[Saved data entries]
──────

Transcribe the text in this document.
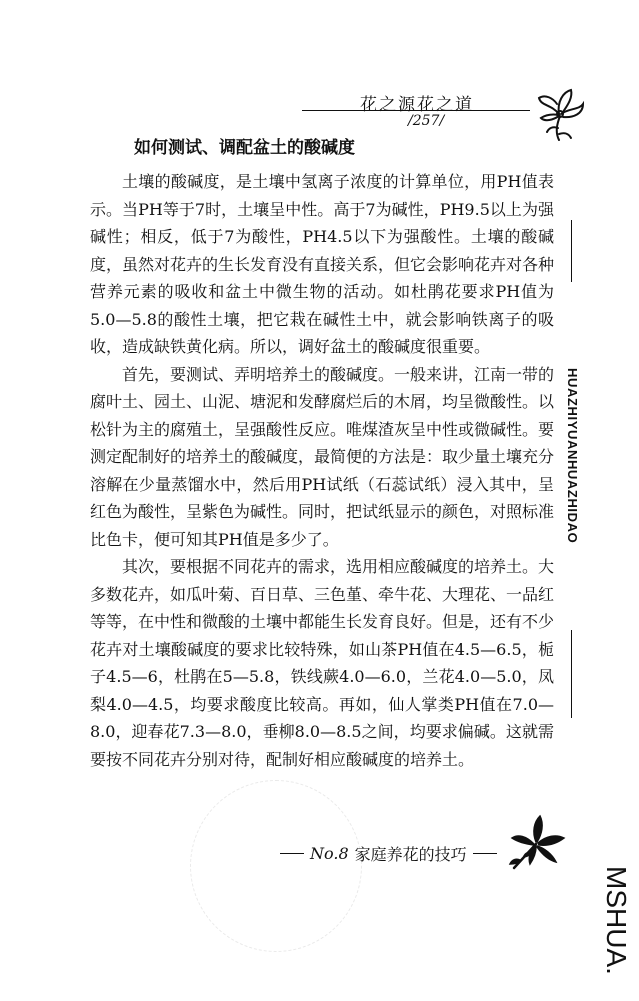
花之源花之道
/257/
如何测试、调配盆土的酸碱度

土壤的酸碱度，是土壤中氢离子浓度的计算单位，用PH值表示。当PH等于7时，土壤呈中性。高于7为碱性，PH9.5以上为强碱性；相反，低于7为酸性，PH4.5以下为强酸性。土壤的酸碱度，虽然对花卉的生长发育没有直接关系，但它会影响花卉对各种营养元素的吸收和盆土中微生物的活动。如杜鹃花要求PH值为5.0—5.8的酸性土壤，把它栽在碱性土中，就会影响铁离子的吸收，造成缺铁黄化病。所以，调好盆土的酸碱度很重要。

首先，要测试、弄明培养土的酸碱度。一般来讲，江南一带的腐叶土、园土、山泥、塘泥和发酵腐烂后的木屑，均呈微酸性。以松针为主的腐殖土，呈强酸性反应。唯煤渣灰呈中性或微碱性。要测定配制好的培养土的酸碱度，最简便的方法是：取少量土壤充分溶解在少量蒸馏水中，然后用PH试纸（石蕊试纸）浸入其中，呈红色为酸性，呈紫色为碱性。同时，把试纸显示的颜色，对照标准比色卡，便可知其PH值是多少了。

其次，要根据不同花卉的需求，选用相应酸碱度的培养土。大多数花卉，如瓜叶菊、百日草、三色堇、牵牛花、大理花、一品红等等，在中性和微酸的土壤中都能生长发育良好。但是，还有不少花卉对土壤酸碱度的要求比较特殊，如山茶PH值在4.5—6.5，栀子4.5—6，杜鹃在5—5.8，铁线蕨4.0—6.0，兰花4.0—5.0，凤梨4.0—4.5，均要求酸度比较高。再如，仙人掌类PH值在7.0—8.0，迎春花7.3—8.0，垂柳8.0—8.5之间，均要求偏碱。这就需要按不同花卉分别对待，配制好相应酸碱度的培养土。

HUAZHIYUANHUAZHIDAO
No.8 家庭养花的技巧
MSHUA.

──────

§ **Task brief**
From the data above, write out everything exactly except the pictures.

§ **Solution**
Transcribe the text in this document.
花之源花之道
/257/
如何测试、调配盆土的酸碱度

土壤的酸碱度，是土壤中氢离子浓度的计算单位，用PH值表示。当PH等于7时，土壤呈中性。高于7为碱性，PH9.5以上为强碱性；相反，低于7为酸性，PH4.5以下为强酸性。土壤的酸碱度，虽然对花卉的生长发育没有直接关系，但它会影响花卉对各种营养元素的吸收和盆土中微生物的活动。如杜鹃花要求PH值为5.0—5.8的酸性土壤，把它栽在碱性土中，就会影响铁离子的吸收，造成缺铁黄化病。所以，调好盆土的酸碱度很重要。

首先，要测试、弄明培养土的酸碱度。一般来讲，江南一带的腐叶土、园土、山泥、塘泥和发酵腐烂后的木屑，均呈微酸性。以松针为主的腐殖土，呈强酸性反应。唯煤渣灰呈中性或微碱性。要测定配制好的培养土的酸碱度，最简便的方法是：取少量土壤充分溶解在少量蒸馏水中，然后用PH试纸（石蕊试纸）浸入其中，呈红色为酸性，呈紫色为碱性。同时，把试纸显示的颜色，对照标准比色卡，便可知其PH值是多少了。

其次，要根据不同花卉的需求，选用相应酸碱度的培养土。大多数花卉，如瓜叶菊、百日草、三色堇、牵牛花、大理花、一品红等等，在中性和微酸的土壤中都能生长发育良好。但是，还有不少花卉对土壤酸碱度的要求比较特殊，如山茶PH值在4.5—6.5，栀子4.5—6，杜鹃在5—5.8，铁线蕨4.0—6.0，兰花4.0—5.0，凤梨4.0—4.5，均要求酸度比较高。再如，仙人掌类PH值在7.0—8.0，迎春花7.3—8.0，垂柳8.0—8.5之间，均要求偏碱。这就需要按不同花卉分别对待，配制好相应酸碱度的培养土。

HUAZHIYUANHUAZHIDAO
No.8 家庭养花的技巧
MSHUA.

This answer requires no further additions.